Rows from a layout dataset
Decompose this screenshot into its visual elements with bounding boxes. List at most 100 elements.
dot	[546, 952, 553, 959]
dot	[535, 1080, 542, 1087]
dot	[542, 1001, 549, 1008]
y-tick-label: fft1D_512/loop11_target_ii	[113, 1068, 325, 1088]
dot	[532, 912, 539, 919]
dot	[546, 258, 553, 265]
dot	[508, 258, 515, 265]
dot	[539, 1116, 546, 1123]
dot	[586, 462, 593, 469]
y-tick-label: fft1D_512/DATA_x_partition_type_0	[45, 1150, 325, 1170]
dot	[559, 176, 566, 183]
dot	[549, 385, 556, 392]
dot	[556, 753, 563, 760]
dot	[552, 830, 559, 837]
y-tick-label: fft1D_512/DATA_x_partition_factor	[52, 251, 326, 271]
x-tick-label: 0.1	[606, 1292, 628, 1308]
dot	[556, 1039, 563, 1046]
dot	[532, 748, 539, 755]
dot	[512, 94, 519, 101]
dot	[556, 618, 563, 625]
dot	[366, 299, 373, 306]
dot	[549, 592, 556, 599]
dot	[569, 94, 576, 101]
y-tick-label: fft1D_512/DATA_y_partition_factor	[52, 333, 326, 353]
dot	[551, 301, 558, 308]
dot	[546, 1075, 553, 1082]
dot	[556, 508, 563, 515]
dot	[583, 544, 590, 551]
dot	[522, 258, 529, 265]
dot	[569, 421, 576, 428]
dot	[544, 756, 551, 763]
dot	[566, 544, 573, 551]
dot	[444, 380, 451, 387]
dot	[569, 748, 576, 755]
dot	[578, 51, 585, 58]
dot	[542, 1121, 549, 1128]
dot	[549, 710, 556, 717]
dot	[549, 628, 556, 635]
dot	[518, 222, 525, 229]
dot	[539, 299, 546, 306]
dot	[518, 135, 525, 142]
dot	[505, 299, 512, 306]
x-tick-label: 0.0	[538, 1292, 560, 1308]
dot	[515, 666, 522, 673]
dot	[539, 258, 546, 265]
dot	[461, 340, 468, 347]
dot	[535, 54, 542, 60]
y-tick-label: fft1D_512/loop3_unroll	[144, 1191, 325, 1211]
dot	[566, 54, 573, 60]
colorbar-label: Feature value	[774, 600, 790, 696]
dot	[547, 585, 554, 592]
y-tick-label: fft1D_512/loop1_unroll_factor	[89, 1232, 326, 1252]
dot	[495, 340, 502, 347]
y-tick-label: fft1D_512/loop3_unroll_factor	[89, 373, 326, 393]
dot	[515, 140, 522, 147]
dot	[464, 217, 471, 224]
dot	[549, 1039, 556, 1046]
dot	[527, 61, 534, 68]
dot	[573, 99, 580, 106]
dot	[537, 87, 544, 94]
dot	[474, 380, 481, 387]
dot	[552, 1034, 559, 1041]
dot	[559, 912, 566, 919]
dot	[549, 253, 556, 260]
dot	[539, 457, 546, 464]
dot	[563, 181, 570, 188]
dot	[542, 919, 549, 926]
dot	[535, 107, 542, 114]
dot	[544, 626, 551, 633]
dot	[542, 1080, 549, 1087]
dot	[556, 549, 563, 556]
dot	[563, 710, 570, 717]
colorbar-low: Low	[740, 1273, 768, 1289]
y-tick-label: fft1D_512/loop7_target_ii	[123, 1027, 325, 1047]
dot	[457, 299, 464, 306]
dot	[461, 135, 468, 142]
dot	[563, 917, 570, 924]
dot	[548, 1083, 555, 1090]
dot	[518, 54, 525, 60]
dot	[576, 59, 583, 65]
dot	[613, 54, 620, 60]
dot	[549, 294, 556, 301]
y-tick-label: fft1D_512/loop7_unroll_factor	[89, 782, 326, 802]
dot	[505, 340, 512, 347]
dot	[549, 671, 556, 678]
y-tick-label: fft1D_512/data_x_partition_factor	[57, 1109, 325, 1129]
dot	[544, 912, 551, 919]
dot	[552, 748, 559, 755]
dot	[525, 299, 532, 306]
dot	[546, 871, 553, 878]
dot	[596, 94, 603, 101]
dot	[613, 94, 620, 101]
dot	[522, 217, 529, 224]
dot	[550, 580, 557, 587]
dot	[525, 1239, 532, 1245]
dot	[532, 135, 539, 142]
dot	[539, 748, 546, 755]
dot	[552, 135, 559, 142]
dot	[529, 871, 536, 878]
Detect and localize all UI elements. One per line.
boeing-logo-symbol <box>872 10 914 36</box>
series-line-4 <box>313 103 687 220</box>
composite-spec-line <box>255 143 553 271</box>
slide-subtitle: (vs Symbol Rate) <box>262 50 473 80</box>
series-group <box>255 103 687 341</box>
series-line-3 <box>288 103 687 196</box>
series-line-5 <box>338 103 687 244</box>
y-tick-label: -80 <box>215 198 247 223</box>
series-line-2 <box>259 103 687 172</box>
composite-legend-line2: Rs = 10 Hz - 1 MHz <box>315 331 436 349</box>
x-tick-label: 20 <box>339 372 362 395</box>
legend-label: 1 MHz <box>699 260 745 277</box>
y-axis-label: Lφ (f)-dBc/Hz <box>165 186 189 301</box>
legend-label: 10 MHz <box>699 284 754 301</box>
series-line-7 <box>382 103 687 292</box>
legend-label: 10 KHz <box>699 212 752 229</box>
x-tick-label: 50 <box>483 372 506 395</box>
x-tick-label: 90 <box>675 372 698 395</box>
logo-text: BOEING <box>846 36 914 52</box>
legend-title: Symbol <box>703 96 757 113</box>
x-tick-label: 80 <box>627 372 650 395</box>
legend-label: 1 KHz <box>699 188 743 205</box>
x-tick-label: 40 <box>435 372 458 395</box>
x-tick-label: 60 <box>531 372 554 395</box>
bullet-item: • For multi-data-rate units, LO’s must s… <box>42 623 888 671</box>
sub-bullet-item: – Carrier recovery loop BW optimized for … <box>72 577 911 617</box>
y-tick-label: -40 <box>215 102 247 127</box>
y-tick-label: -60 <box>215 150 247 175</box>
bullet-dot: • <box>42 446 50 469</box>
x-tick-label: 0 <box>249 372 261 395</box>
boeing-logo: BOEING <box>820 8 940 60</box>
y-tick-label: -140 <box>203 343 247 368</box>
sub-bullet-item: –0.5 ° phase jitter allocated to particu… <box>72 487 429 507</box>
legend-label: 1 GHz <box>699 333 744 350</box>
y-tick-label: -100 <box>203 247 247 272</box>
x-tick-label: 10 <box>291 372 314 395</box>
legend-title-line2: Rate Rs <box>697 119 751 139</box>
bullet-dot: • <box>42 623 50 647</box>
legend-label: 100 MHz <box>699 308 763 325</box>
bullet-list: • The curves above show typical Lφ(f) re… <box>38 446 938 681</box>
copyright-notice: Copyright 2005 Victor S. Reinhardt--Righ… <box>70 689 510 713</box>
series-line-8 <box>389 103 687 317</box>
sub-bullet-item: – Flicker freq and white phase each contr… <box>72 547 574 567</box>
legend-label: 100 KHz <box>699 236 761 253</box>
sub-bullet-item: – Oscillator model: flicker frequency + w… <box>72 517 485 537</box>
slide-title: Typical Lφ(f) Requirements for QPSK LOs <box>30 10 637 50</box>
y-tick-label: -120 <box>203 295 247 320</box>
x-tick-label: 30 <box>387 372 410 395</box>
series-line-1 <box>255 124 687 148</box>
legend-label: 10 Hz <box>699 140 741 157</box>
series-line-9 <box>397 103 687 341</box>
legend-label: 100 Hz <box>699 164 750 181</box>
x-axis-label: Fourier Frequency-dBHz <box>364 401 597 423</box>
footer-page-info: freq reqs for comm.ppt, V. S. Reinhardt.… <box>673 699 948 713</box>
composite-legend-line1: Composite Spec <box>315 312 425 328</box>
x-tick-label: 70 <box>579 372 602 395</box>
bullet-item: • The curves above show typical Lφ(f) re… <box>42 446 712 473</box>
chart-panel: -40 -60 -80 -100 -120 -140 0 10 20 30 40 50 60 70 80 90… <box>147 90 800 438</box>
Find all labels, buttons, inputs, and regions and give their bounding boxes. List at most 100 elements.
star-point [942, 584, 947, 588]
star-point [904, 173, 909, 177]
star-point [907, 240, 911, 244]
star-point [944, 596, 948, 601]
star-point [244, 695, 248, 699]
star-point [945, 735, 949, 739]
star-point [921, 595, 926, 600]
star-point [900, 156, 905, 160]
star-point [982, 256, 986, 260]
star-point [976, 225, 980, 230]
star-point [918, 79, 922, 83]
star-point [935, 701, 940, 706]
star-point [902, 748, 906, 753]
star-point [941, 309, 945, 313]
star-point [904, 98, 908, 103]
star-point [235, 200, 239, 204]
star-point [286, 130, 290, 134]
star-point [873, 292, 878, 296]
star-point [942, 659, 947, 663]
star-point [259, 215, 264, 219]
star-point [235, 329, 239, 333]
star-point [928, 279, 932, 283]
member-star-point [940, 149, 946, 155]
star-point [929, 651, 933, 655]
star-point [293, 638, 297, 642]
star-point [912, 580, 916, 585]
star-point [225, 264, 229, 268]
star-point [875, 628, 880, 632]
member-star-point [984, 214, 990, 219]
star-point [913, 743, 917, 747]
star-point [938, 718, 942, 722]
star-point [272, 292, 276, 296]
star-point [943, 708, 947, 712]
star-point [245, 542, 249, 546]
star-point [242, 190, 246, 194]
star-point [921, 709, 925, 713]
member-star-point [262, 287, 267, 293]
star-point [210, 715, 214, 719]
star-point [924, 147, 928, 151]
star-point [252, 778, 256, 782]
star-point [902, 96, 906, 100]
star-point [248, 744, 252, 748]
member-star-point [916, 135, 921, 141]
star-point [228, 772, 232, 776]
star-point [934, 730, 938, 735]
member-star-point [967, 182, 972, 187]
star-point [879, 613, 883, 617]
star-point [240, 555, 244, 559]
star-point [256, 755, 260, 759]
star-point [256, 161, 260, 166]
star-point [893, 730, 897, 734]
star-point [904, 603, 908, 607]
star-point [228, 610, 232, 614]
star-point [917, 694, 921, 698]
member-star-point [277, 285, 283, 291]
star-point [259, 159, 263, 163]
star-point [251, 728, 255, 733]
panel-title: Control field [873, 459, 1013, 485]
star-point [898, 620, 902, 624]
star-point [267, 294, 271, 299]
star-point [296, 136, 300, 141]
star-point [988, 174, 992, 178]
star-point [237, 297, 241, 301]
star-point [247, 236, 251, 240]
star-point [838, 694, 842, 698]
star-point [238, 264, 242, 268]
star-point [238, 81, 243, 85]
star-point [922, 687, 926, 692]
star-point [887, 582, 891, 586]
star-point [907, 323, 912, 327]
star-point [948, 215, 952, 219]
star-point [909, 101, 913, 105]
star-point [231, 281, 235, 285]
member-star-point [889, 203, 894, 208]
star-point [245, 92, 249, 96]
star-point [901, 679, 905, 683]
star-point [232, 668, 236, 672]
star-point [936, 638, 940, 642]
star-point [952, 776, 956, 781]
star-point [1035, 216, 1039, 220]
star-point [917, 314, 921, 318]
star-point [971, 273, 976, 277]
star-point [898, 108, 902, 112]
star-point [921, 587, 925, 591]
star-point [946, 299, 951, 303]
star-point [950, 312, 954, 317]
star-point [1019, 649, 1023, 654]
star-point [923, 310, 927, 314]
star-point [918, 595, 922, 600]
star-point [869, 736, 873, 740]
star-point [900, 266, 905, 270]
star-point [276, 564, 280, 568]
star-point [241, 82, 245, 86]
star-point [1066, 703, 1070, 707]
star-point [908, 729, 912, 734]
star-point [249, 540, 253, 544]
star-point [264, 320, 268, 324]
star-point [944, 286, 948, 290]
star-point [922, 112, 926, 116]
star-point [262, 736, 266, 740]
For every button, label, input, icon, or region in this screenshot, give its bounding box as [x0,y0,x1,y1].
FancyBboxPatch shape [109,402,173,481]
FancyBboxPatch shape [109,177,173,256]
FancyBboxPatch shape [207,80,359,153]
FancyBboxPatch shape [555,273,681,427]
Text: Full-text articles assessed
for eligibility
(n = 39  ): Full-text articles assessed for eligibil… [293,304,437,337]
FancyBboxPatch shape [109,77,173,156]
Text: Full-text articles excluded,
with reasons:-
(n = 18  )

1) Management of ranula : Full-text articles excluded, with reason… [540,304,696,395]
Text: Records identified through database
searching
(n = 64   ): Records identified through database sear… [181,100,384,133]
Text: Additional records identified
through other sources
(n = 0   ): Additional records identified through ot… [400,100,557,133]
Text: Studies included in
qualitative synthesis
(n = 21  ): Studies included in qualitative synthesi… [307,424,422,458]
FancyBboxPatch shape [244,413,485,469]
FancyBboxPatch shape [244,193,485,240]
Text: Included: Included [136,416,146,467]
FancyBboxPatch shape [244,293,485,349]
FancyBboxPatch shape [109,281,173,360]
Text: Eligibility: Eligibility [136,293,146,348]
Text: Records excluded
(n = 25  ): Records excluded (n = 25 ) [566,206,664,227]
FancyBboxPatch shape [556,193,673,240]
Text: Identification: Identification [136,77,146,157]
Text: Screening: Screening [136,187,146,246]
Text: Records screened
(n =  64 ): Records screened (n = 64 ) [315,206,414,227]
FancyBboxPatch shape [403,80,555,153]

GIVEN PROBLEM >>
Update the lines from the first one through the line that has "94, 576, 101]", changing "dot" to "point" and keeping everything else the same.

EXERCISE OUTPUT >>
Decompose this screenshot into its visual elements with bounding boxes. List at most 100 elements.
point	[546, 952, 553, 959]
point	[535, 1080, 542, 1087]
point	[542, 1001, 549, 1008]
y-tick-label: fft1D_512/loop11_target_ii	[113, 1068, 325, 1088]
point	[532, 912, 539, 919]
point	[546, 258, 553, 265]
point	[508, 258, 515, 265]
point	[539, 1116, 546, 1123]
point	[586, 462, 593, 469]
y-tick-label: fft1D_512/DATA_x_partition_type_0	[45, 1150, 325, 1170]
point	[559, 176, 566, 183]
point	[549, 385, 556, 392]
point	[556, 753, 563, 760]
point	[552, 830, 559, 837]
y-tick-label: fft1D_512/DATA_x_partition_factor	[52, 251, 326, 271]
x-tick-label: 0.1	[606, 1292, 628, 1308]
point	[556, 1039, 563, 1046]
point	[532, 748, 539, 755]
point	[512, 94, 519, 101]
point	[556, 618, 563, 625]
point	[366, 299, 373, 306]
point	[549, 592, 556, 599]
point	[569, 94, 576, 101]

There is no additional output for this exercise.